■ **WHAT THE TASK ASKS**
Write the next part of the essay on Marvis toothpaste, picking up after its last sentence.

■ **EXTRACTED TEXT**
──────

Mavis toothpaste is for tourists, and bicarbonato di sodio is for the brave.
A long time ago, I read about a woman in Northeast Ohio who had something like ten Golden Retrievers. She was doing a booming business renting them out - not for photo shoots, or to people who wanted dog therapy, but to home owners who wanted it to seem that their new wood floors were older and better-used than they actually were. This woman would move into a house for a few days, or a week, and have the dogs run around on the floors, their paws scuffing the boards; at the end, she would vacuum up the hair and mop the wood, and the floors would have the scratches and markings that made them feel lived-in, loved, used.
I think of those dogs whenever I see Marvis toothpaste. I first saw it in a TJ MAXX or a Marshall’s in Cleveland, and the label looked like it had been created by a graphic designer who had been told: make the brand look older and more established than it really is. Perhaps they wanted it to appeal to people who rented dogs for a week to run around their homes, or bought faux-distressed particle-board furniture and pre-torn jeans.
But I shouldl judge not.
Objectively: the website for Marvis only dates it to 1997, and there are no dependable histories available online. One must assume that, despite their attempts at an origin story, it is younger than Taylor Swift, and that their shady foundational myth is an acknowledgment of their missing provenance in the face of other brands.

──────

■ **LISTED ENTRIES**
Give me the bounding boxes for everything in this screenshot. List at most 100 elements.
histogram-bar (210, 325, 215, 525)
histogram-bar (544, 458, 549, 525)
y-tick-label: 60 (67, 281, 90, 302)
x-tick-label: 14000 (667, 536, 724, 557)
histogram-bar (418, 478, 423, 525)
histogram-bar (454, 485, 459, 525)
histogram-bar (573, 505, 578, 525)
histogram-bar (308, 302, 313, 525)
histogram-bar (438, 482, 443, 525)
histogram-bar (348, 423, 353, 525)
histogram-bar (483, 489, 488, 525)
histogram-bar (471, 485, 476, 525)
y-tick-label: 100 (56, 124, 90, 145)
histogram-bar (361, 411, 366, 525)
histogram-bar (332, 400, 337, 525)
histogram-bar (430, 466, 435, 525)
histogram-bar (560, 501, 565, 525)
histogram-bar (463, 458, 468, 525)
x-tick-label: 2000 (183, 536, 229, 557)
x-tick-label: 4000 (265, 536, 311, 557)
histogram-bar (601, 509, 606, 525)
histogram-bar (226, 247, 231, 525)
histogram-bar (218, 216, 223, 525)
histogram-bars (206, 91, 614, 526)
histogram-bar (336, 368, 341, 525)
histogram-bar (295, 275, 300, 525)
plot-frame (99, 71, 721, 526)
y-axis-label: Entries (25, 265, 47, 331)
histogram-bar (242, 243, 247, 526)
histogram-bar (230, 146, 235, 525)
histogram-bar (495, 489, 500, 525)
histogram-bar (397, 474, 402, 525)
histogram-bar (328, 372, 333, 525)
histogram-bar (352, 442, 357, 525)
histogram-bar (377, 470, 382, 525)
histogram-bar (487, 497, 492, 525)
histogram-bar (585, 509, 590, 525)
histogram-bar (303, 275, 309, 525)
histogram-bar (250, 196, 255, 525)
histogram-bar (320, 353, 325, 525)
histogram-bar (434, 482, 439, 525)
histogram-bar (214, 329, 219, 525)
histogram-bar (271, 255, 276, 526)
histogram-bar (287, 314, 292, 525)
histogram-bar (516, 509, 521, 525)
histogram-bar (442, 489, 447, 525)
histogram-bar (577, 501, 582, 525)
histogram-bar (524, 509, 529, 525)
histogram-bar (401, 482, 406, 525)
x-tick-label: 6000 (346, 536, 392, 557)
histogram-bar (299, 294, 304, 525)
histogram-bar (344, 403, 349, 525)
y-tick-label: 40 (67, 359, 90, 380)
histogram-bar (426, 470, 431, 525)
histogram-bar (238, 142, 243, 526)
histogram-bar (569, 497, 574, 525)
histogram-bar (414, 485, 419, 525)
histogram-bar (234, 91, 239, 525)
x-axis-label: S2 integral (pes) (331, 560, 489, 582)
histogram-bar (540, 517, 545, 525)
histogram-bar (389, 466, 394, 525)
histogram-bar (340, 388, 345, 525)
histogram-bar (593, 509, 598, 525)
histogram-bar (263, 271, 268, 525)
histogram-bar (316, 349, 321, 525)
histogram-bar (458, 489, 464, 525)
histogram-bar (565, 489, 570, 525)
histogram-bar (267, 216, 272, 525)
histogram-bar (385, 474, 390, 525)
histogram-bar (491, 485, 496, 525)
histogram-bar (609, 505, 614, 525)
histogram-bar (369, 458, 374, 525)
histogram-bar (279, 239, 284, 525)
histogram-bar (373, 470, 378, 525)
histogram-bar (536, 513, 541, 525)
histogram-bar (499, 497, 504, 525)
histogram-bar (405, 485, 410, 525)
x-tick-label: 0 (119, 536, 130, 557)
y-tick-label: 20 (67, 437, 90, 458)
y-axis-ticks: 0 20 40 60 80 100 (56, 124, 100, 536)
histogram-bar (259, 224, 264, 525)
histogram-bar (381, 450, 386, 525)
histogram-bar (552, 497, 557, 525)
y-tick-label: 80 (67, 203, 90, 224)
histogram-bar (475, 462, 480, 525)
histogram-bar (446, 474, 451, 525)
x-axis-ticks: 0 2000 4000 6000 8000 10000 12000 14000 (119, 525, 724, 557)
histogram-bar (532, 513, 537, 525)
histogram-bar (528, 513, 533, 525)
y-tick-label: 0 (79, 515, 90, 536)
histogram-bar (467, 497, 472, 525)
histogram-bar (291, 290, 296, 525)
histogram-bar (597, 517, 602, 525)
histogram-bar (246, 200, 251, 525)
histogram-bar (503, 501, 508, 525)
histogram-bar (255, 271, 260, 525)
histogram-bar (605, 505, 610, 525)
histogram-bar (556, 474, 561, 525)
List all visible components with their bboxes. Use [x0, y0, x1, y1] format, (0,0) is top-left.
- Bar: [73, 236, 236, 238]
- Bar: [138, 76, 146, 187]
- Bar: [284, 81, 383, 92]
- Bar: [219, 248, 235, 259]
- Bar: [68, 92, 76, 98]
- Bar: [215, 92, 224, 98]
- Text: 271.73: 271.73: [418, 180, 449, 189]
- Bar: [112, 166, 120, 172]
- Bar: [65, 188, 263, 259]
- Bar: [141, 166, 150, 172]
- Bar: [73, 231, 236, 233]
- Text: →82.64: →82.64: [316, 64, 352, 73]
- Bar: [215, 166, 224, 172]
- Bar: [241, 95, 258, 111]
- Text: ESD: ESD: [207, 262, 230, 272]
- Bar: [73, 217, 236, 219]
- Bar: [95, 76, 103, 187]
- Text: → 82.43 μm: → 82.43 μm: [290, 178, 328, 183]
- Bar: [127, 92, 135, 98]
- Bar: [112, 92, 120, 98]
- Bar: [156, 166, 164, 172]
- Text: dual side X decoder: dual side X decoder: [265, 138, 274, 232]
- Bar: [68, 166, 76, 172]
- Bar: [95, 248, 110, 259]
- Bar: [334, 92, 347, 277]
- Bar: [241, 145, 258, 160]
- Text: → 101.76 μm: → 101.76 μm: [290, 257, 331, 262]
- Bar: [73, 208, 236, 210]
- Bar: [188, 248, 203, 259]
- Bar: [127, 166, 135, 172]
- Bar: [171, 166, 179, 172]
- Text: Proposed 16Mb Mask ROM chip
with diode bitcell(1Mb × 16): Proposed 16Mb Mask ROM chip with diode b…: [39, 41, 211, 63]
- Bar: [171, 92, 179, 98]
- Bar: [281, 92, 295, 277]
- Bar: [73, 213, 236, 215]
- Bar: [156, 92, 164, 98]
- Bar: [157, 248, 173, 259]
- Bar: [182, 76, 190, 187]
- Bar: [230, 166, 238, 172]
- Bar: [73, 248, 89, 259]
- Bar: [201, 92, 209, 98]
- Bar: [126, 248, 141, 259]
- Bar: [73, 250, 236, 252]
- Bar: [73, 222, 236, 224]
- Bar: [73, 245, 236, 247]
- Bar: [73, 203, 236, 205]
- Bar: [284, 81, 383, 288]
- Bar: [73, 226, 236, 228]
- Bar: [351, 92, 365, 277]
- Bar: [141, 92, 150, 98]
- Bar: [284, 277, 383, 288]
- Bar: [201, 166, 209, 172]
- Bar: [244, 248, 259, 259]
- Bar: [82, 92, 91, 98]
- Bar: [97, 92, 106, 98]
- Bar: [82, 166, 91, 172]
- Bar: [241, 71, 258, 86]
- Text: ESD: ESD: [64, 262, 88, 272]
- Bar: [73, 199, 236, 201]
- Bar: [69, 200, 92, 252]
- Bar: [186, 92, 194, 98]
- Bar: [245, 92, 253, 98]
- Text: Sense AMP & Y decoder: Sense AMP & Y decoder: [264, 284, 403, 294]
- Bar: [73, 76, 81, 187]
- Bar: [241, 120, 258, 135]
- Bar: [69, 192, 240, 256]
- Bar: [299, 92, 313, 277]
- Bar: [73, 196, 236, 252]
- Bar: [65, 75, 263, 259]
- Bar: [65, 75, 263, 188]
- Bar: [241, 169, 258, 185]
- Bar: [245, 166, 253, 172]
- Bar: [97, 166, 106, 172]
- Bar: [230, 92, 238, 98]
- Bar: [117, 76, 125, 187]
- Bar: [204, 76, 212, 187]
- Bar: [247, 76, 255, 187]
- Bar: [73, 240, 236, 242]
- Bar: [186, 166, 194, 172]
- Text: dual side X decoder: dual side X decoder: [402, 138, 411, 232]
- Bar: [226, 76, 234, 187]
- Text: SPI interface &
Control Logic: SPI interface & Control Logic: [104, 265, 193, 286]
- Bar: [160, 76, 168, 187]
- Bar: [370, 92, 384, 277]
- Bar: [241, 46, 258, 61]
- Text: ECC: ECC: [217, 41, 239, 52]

──────

■ **WRITTEN RESPONSE**
But.
If you want an Italian toothpaste with history, accidentally stumble upon Pasta del Capitano, which is actually the oldest toothpaste brand in Italy. When my tube ran out in Pisa, I had to get an emergency tube of some other brand at a pharmacy; it didn’t have baking soda in it, and after a few days my teeth started to get that fuzzy feeling, like baby stalagmites and stalagtites were building up on them. I was running my tongue along the ridges one morning wondering what to do. I didn’t want to waste the tube I had bought, though, and after a few seconds I thought: what if I just got baking soda, then dipped my toothbrush in it?
So I went to the Conad grocery store near Ponte Vecchio. It was fairly well-organized; it seems that thought is put into every step of the Italian food journey. I went in, past the fresh produce, through the cheese, past the butcher, and landed in the dairy aisle. I went up and down each aisle until I found the baking section with flower, sugar, food dyes, etc. Five minutes of scanning didn’t turn up anything. I went through the rest of the store, then, and doubled back on myself; they didn’t have baking soda or powder anywhere.
I loaded up Google Translate, and found a woman stocking juice.
“Mex-cue-zay,” I said. “Bicarbonato di sodia?”
She stood up and, haltingly, pointed and said, “You checkouts ask.” I thanked her and walked with my basket to the line, confused. What about baking soda required that they be behind the checkouts? What were kids using it for? Is it because it’s a white powder? Are they cutting it into speed, or packing it into bullet casings?
And, when I got to the front of the line, I got rushed, and nervous. The woman rang me up, but spent the whole time complaining to her workmate about something - one of those conversations where two people were sharing an emotional moment, and it was clear that, besides paying, any further interaction with me was extremely unwelcome.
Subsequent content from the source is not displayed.